> **INSTRUCTION**:
Please put the lines from the start of the listing through the line holding "value-cell: -0.8 xyxy=(669,63,728,86)", inclusive, into a Markdown table with the columns Row and Entry, skipping any blank lines.

* BEGIN EXERCISE DATA *

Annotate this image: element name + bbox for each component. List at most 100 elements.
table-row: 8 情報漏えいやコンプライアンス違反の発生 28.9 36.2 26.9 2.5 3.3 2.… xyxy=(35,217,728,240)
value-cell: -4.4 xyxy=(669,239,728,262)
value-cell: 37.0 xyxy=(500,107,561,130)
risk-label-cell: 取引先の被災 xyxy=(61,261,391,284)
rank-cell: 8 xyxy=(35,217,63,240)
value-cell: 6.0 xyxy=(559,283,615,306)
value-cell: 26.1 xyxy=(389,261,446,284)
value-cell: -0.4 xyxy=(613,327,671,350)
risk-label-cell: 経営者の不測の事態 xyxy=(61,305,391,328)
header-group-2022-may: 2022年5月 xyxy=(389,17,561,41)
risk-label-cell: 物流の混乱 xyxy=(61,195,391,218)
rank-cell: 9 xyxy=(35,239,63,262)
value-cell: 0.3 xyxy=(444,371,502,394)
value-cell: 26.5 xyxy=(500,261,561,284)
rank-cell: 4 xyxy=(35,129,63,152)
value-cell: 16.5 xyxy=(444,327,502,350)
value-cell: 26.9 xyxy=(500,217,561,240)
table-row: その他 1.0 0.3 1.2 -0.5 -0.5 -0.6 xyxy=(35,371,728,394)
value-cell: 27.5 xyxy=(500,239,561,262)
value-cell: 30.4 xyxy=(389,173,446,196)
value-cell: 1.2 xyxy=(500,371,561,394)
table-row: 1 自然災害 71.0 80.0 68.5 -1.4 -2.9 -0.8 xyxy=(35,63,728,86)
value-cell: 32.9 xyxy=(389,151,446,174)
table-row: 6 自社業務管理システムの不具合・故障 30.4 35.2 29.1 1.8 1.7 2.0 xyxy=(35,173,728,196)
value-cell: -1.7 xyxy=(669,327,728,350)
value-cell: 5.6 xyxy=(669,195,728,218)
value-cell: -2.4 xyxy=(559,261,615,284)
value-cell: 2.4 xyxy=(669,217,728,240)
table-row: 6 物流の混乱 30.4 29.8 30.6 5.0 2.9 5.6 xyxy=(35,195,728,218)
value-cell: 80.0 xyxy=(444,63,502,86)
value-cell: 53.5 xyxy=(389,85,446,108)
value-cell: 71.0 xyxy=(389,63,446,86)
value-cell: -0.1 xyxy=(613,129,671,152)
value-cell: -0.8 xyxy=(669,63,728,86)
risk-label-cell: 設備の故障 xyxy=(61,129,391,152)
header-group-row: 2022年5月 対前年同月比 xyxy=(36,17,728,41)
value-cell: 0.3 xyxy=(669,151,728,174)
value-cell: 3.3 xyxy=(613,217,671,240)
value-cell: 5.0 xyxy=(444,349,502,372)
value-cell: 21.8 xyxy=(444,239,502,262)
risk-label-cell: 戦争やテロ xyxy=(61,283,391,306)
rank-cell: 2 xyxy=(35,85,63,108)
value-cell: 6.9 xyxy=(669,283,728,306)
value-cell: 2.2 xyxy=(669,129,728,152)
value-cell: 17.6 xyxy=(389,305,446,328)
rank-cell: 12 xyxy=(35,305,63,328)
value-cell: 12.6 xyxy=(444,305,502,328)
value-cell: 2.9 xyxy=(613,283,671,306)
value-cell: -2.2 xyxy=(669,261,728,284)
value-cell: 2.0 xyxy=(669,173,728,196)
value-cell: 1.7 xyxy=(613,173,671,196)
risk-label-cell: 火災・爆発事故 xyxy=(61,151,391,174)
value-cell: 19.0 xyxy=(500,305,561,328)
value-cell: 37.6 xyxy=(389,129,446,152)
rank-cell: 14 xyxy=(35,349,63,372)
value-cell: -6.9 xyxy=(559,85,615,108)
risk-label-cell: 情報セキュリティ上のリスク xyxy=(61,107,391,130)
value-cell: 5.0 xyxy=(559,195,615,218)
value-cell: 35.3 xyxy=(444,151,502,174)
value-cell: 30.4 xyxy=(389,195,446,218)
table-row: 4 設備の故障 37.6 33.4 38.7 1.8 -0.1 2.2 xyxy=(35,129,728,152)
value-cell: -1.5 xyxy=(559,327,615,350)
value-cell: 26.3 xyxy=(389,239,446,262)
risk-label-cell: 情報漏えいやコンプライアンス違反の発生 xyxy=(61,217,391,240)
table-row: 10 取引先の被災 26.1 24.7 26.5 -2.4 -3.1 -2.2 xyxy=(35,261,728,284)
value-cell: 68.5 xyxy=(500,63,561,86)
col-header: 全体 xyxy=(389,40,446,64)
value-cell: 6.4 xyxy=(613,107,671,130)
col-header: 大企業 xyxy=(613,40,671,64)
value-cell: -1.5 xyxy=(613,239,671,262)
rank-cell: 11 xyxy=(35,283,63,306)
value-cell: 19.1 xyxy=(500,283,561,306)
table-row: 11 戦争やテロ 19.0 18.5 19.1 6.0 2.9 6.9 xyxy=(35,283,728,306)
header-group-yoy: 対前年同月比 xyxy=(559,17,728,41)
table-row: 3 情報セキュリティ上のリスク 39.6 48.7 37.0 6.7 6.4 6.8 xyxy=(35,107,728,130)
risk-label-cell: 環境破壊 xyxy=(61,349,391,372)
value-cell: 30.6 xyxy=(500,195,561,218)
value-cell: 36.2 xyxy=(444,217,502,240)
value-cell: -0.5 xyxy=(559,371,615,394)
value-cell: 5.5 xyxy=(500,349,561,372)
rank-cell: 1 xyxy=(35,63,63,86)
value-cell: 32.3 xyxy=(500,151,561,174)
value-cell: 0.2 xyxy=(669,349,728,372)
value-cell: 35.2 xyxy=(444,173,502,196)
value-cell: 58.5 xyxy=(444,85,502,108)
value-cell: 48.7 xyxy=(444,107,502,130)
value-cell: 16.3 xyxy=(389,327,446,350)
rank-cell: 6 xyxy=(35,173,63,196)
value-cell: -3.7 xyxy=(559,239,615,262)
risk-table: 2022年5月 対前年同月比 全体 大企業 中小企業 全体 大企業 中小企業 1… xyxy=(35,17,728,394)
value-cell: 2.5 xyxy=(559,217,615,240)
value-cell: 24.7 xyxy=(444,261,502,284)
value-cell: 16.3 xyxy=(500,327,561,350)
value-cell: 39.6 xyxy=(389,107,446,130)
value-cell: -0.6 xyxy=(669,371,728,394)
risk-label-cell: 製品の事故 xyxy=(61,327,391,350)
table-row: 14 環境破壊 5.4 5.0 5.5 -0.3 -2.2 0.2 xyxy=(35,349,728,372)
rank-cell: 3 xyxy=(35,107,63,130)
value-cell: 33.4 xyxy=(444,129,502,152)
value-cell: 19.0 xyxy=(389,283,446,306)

* END EXERCISE DATA *

> **TASK RESULT**:
| Row | Entry |
|---|---|
| 1 | Annotate this image: element name + bbox for each component. List at most 100 elements. |
| 2 | table-row: 8 情報漏えいやコンプライアンス違反の発生 28.9 36.2 26.9 2.5 3.3 2.… xyxy=(35,217,728,240) |
| 3 | value-cell: -4.4 xyxy=(669,239,728,262) |
| 4 | value-cell: 37.0 xyxy=(500,107,561,130) |
| 5 | risk-label-cell: 取引先の被災 xyxy=(61,261,391,284) |
| 6 | rank-cell: 8 xyxy=(35,217,63,240) |
| 7 | value-cell: 6.0 xyxy=(559,283,615,306) |
| 8 | value-cell: 26.1 xyxy=(389,261,446,284) |
| 9 | value-cell: -0.4 xyxy=(613,327,671,350) |
| 10 | risk-label-cell: 経営者の不測の事態 xyxy=(61,305,391,328) |
| 11 | header-group-2022-may: 2022年5月 xyxy=(389,17,561,41) |
| 12 | risk-label-cell: 物流の混乱 xyxy=(61,195,391,218) |
| 13 | rank-cell: 9 xyxy=(35,239,63,262) |
| 14 | value-cell: 0.3 xyxy=(444,371,502,394) |
| 15 | value-cell: 26.5 xyxy=(500,261,561,284) |
| 16 | rank-cell: 4 xyxy=(35,129,63,152) |
| 17 | value-cell: 16.5 xyxy=(444,327,502,350) |
| 18 | value-cell: 26.9 xyxy=(500,217,561,240) |
| 19 | table-row: その他 1.0 0.3 1.2 -0.5 -0.5 -0.6 xyxy=(35,371,728,394) |
| 20 | value-cell: 27.5 xyxy=(500,239,561,262) |
| 21 | value-cell: 30.4 xyxy=(389,173,446,196) |
| 22 | value-cell: 1.2 xyxy=(500,371,561,394) |
| 23 | table-row: 1 自然災害 71.0 80.0 68.5 -1.4 -2.9 -0.8 xyxy=(35,63,728,86) |
| 24 | value-cell: 32.9 xyxy=(389,151,446,174) |
| 25 | table-row: 6 自社業務管理システムの不具合・故障 30.4 35.2 29.1 1.8 1.7 2.0 xyxy=(35,173,728,196) |
| 26 | value-cell: -1.7 xyxy=(669,327,728,350) |
| 27 | value-cell: 5.6 xyxy=(669,195,728,218) |
| 28 | value-cell: -2.4 xyxy=(559,261,615,284) |
| 29 | value-cell: 2.4 xyxy=(669,217,728,240) |
| 30 | table-row: 6 物流の混乱 30.4 29.8 30.6 5.0 2.9 5.6 xyxy=(35,195,728,218) |
| 31 | value-cell: 80.0 xyxy=(444,63,502,86) |
| 32 | value-cell: 53.5 xyxy=(389,85,446,108) |
| 33 | value-cell: 71.0 xyxy=(389,63,446,86) |
| 34 | value-cell: -0.1 xyxy=(613,129,671,152) |
| 35 | value-cell: -0.8 xyxy=(669,63,728,86) |